=== Items ===
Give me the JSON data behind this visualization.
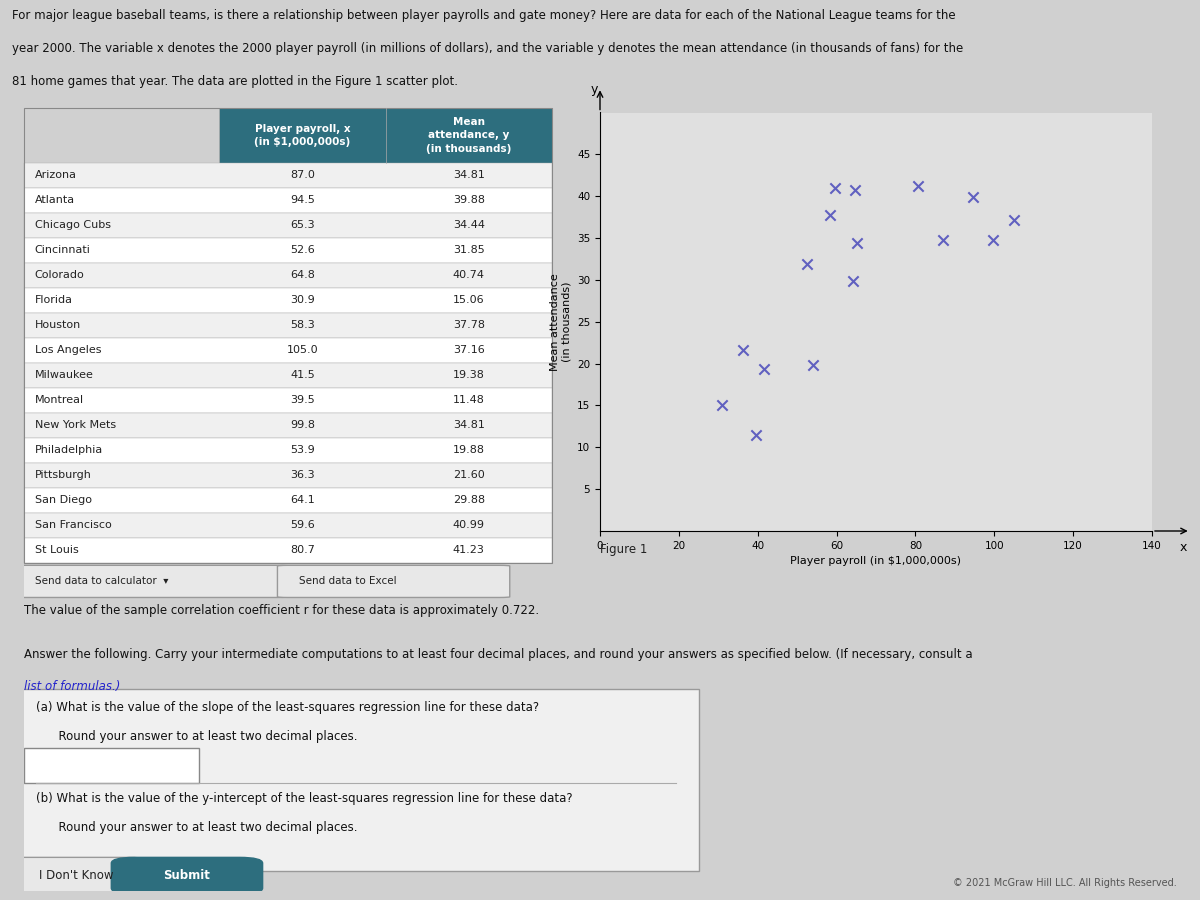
{
  "intro_line1": "For major league baseball teams, is there a relationship between player payrolls and gate money? Here are data for each of the National League teams for the",
  "intro_line2": "year 2000. The variable x denotes the 2000 player payroll (in millions of dollars), and the variable y denotes the mean attendance (in thousands of fans) for the",
  "intro_line3": "81 home games that year. The data are plotted in the Figure 1 scatter plot.",
  "teams": [
    "Arizona",
    "Atlanta",
    "Chicago Cubs",
    "Cincinnati",
    "Colorado",
    "Florida",
    "Houston",
    "Los Angeles",
    "Milwaukee",
    "Montreal",
    "New York Mets",
    "Philadelphia",
    "Pittsburgh",
    "San Diego",
    "San Francisco",
    "St Louis"
  ],
  "payroll": [
    87.0,
    94.5,
    65.3,
    52.6,
    64.8,
    30.9,
    58.3,
    105.0,
    41.5,
    39.5,
    99.8,
    53.9,
    36.3,
    64.1,
    59.6,
    80.7
  ],
  "attendance": [
    34.81,
    39.88,
    34.44,
    31.85,
    40.74,
    15.06,
    37.78,
    37.16,
    19.38,
    11.48,
    34.81,
    19.88,
    21.6,
    29.88,
    40.99,
    41.23
  ],
  "header_bg": "#2d6e7e",
  "header_text_color": "#ffffff",
  "table_bg_even": "#f0f0f0",
  "table_bg_odd": "#ffffff",
  "table_border": "#aaaaaa",
  "scatter_marker": "x",
  "scatter_color": "#6060c0",
  "scatter_marker_size": 55,
  "xlabel": "Player payroll (in $1,000,000s)",
  "ylabel": "Mean attendance\n(in thousands)",
  "xlim": [
    0,
    140
  ],
  "ylim": [
    0,
    50
  ],
  "xticks": [
    0,
    20,
    40,
    60,
    80,
    100,
    120,
    140
  ],
  "yticks": [
    5,
    10,
    15,
    20,
    25,
    30,
    35,
    40,
    45
  ],
  "figure_label": "Figure 1",
  "corr_text": "The value of the sample correlation coefficient r for these data is approximately 0.722.",
  "answer_line1": "Answer the following. Carry your intermediate computations to at least four decimal places, and round your answers as specified below. (If necessary, consult a",
  "answer_line2": "list of formulas.)",
  "qa1_line1": "(a) What is the value of the slope of the least-squares regression line for these data?",
  "qa1_line2": "      Round your answer to at least two decimal places.",
  "qa2_line1": "(b) What is the value of the y-intercept of the least-squares regression line for these data?",
  "qa2_line2": "      Round your answer to at least two decimal places.",
  "btn_calculator": "Send data to calculator",
  "btn_excel": "Send data to Excel",
  "btn_submit": "Submit",
  "btn_idk": "I Don't Know",
  "footer_text": "© 2021 McGraw Hill LLC. All Rights Reserved.",
  "bg_color": "#d0d0d0"
}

=== What this task involves ===
Retype all of the entries exactly as written, leaving out any images.

=== Problem solution ===
Give me the JSON data behind this visualization.
{
  "intro_line1": "For major league baseball teams, is there a relationship between player payrolls and gate money? Here are data for each of the National League teams for the",
  "intro_line2": "year 2000. The variable x denotes the 2000 player payroll (in millions of dollars), and the variable y denotes the mean attendance (in thousands of fans) for the",
  "intro_line3": "81 home games that year. The data are plotted in the Figure 1 scatter plot.",
  "teams": [
    "Arizona",
    "Atlanta",
    "Chicago Cubs",
    "Cincinnati",
    "Colorado",
    "Florida",
    "Houston",
    "Los Angeles",
    "Milwaukee",
    "Montreal",
    "New York Mets",
    "Philadelphia",
    "Pittsburgh",
    "San Diego",
    "San Francisco",
    "St Louis"
  ],
  "payroll": [
    87.0,
    94.5,
    65.3,
    52.6,
    64.8,
    30.9,
    58.3,
    105.0,
    41.5,
    39.5,
    99.8,
    53.9,
    36.3,
    64.1,
    59.6,
    80.7
  ],
  "attendance": [
    34.81,
    39.88,
    34.44,
    31.85,
    40.74,
    15.06,
    37.78,
    37.16,
    19.38,
    11.48,
    34.81,
    19.88,
    21.6,
    29.88,
    40.99,
    41.23
  ],
  "header_bg": "#2d6e7e",
  "header_text_color": "#ffffff",
  "table_bg_even": "#f0f0f0",
  "table_bg_odd": "#ffffff",
  "table_border": "#aaaaaa",
  "scatter_marker": "x",
  "scatter_color": "#6060c0",
  "scatter_marker_size": 55,
  "xlabel": "Player payroll (in $1,000,000s)",
  "ylabel": "Mean attendance\n(in thousands)",
  "xlim": [
    0,
    140
  ],
  "ylim": [
    0,
    50
  ],
  "xticks": [
    0,
    20,
    40,
    60,
    80,
    100,
    120,
    140
  ],
  "yticks": [
    5,
    10,
    15,
    20,
    25,
    30,
    35,
    40,
    45
  ],
  "figure_label": "Figure 1",
  "corr_text": "The value of the sample correlation coefficient r for these data is approximately 0.722.",
  "answer_line1": "Answer the following. Carry your intermediate computations to at least four decimal places, and round your answers as specified below. (If necessary, consult a",
  "answer_line2": "list of formulas.)",
  "qa1_line1": "(a) What is the value of the slope of the least-squares regression line for these data?",
  "qa1_line2": "      Round your answer to at least two decimal places.",
  "qa2_line1": "(b) What is the value of the y-intercept of the least-squares regression line for these data?",
  "qa2_line2": "      Round your answer to at least two decimal places.",
  "btn_calculator": "Send data to calculator",
  "btn_excel": "Send data to Excel",
  "btn_submit": "Submit",
  "btn_idk": "I Don't Know",
  "footer_text": "© 2021 McGraw Hill LLC. All Rights Reserved.",
  "bg_color": "#d0d0d0"
}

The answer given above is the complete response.